GOAL OF THE EXERCISE: In the account of a stay at McLean, who made up the team met on Monday?

DOCUMENT PASSAGE:
┌──
For Sunday I went to group therapy. My first time ever. Let me tell you, it was something. Something powerful. There’s nothing more powerful than a sense of validation. And I have never truly felt validated until I walked into that room. When I told my stories, shared my opinions and had people say yes to me. And mean it. Something in my heart kind of broke. A shield, a place holder, a dam of sorts. I wanted to cry right then. For once. I did not feel alone. My eyes grew hot and started to burn from holding back my tears. But what came out was a smile instead.
I didn’t have any expectations of McLean. I didn’t think it could do anything for me besides give me drugs. I didn’t think talking would do anything since I’ve already talked so much. To friends, to family, to myself even, in cyclical mind conversations that landed me in an even darker place than I began. But having someone understand what I meant when I said at times I felt removed from my body. Numb and watching from above as it did things I didn’t tell it too. A cool removal and a blanket of apathy over my mind as I thought about the world. I thought I was going crazy. I was losing myself. I didn’t even know who I was losing because I didn’t and still don’t know who I am. And to just have someone say “Me too.” That lifted a piece of the heaviest weight I’d been carrying. The weight of loneliness.
When Monday came, I met my team for the first time. Composed of a social worker, a psychiatrist and a therapist. Their job was to figure out my plan for after McLean, so I could leave. This meant dealing with school, a treatment plan, a place to live. None of these things were anything I wanted to think about, ever again. Just drops in a bucket creating tsunami’s of stress to wash me away. My team was kind. Practiced. The had the air of ‘I’ve done this before, just let me help’. So I did. It was with them I decided to take a medical leave from school, to do a two week outpatient program upon my release and to move in with my boyfriend(a decision no one in my life liked). They gave me back my confidence, even if it was unintentional. They questioned my decisions in how to make them stronger, not how to make them right as so many others in my life had said and done. They made me feel in control even without me being in control. Gave me the ability to be confident and thorough in my decisions, and I will always be grateful to them for that.
└──
EXTRACTED INFORMATION:
┌──
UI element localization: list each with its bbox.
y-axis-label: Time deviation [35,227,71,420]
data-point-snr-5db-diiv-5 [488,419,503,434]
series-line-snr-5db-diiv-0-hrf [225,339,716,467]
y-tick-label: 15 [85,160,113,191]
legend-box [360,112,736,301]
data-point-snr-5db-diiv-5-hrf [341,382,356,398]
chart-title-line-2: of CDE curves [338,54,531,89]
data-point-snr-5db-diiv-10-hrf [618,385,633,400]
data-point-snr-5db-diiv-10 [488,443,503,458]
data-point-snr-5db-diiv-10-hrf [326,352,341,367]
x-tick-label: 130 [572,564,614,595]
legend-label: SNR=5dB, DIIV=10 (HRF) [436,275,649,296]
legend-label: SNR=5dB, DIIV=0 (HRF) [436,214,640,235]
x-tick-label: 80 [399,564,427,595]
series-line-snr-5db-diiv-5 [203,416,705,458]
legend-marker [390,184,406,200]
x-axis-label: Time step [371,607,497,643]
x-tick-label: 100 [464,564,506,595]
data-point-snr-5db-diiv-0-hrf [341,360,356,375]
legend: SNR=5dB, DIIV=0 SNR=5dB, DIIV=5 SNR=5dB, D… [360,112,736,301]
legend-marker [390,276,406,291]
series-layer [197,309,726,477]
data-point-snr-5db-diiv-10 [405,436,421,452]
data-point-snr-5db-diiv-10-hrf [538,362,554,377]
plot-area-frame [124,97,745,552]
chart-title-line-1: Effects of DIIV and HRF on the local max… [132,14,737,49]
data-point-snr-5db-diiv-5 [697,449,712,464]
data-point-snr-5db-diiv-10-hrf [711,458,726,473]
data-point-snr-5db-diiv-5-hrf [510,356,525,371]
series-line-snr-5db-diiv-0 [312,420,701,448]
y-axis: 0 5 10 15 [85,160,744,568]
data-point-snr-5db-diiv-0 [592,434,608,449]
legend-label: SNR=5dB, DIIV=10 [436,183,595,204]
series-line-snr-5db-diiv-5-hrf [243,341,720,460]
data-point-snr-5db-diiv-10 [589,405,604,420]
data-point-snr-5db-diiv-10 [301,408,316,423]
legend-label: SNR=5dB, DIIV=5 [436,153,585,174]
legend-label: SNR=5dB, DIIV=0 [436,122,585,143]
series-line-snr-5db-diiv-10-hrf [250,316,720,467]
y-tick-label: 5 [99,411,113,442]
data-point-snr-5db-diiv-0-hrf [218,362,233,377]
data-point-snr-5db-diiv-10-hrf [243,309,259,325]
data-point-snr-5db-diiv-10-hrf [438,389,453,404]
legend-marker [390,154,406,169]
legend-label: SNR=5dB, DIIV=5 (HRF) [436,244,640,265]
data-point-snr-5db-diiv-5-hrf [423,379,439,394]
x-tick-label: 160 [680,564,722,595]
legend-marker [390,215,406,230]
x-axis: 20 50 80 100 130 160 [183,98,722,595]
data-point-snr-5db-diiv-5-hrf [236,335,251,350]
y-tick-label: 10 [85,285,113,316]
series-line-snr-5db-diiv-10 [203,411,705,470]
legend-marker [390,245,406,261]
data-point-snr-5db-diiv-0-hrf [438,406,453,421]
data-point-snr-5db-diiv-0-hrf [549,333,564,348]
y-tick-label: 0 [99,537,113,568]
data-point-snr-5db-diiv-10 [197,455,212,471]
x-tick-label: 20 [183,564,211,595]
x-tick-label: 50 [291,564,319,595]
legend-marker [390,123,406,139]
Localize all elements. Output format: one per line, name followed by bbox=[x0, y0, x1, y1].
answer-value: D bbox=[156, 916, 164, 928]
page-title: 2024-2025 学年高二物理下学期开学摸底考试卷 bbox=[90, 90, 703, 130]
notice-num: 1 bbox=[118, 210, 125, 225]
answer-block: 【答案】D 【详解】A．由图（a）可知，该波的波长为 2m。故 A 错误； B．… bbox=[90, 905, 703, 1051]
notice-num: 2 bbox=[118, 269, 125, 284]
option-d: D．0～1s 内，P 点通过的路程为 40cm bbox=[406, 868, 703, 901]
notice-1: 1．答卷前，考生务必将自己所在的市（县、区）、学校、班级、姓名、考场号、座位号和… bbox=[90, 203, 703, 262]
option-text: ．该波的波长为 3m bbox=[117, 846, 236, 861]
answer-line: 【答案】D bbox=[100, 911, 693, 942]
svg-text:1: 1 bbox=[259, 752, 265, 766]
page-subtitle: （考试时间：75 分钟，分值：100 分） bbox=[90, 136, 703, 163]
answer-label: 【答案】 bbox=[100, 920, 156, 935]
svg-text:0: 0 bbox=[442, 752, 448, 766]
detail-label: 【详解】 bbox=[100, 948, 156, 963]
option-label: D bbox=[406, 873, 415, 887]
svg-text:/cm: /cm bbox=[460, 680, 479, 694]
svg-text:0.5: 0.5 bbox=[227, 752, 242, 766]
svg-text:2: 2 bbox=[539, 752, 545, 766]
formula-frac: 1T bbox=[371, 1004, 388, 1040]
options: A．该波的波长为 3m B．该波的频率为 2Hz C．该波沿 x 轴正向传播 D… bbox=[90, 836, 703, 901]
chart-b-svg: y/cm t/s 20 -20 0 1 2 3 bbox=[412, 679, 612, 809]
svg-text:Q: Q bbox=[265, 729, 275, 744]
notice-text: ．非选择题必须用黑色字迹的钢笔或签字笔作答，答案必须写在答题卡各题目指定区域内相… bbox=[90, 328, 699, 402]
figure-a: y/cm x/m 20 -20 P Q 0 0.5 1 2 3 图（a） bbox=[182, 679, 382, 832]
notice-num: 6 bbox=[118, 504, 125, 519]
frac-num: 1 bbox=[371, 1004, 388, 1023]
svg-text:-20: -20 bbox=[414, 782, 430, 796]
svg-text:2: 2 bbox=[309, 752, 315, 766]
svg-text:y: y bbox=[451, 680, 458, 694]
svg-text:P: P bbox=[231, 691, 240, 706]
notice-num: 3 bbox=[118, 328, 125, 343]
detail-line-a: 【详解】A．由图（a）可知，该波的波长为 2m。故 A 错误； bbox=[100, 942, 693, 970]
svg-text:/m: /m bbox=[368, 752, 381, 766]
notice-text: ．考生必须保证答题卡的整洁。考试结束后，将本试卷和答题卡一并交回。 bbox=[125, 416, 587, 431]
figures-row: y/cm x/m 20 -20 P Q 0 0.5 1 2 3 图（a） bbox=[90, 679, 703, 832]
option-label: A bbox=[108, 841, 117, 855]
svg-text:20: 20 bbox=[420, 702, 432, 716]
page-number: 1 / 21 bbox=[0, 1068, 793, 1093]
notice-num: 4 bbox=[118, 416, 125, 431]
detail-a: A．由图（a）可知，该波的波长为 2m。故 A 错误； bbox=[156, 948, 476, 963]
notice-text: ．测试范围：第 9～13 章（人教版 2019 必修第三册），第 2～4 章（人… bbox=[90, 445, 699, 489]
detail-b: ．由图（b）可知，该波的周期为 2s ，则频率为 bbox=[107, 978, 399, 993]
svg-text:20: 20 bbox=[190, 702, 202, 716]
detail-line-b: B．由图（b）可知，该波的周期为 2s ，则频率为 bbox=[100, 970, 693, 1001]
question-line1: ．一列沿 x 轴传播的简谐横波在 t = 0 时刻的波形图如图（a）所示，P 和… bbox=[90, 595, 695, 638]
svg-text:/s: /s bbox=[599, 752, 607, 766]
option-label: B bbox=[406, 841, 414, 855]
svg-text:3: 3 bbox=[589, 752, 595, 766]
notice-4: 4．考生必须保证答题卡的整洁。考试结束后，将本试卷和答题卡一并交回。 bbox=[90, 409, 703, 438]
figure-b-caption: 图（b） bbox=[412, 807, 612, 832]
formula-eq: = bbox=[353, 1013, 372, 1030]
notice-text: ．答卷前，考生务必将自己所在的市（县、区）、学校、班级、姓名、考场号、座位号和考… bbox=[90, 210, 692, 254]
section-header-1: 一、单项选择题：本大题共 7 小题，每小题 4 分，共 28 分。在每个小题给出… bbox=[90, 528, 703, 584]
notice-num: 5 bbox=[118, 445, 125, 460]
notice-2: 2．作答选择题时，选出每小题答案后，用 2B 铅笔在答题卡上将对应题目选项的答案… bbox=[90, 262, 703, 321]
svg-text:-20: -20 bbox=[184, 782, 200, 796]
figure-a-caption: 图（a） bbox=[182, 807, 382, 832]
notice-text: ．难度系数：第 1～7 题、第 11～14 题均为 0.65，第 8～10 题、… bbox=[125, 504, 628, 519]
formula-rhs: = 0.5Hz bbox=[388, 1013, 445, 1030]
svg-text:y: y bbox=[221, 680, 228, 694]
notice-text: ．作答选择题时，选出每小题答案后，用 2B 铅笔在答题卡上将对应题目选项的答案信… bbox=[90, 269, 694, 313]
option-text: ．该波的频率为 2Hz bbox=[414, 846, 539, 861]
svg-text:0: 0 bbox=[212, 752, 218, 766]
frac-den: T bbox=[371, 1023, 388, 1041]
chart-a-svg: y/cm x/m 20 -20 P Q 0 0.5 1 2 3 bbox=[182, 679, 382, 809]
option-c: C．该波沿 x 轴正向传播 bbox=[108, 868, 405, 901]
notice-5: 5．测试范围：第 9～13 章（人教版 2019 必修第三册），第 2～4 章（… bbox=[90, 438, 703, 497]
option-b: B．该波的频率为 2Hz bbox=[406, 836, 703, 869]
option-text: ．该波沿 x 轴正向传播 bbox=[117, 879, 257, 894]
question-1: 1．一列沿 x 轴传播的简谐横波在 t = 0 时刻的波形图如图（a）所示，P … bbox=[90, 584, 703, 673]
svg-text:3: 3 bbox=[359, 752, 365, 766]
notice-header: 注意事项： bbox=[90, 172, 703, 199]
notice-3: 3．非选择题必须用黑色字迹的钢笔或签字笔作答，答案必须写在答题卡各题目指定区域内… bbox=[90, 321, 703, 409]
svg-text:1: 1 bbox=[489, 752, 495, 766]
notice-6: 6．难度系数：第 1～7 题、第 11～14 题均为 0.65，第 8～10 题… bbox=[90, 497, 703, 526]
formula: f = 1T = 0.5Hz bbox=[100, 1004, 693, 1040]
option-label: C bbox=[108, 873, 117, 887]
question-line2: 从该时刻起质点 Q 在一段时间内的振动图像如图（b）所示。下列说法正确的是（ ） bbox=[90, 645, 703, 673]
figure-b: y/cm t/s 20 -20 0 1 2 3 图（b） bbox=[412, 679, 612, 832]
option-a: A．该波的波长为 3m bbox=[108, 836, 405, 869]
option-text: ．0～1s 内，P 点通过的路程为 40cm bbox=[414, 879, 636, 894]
└──
TASK RESPONSE: A social worker, a psychiatrist and a therapist.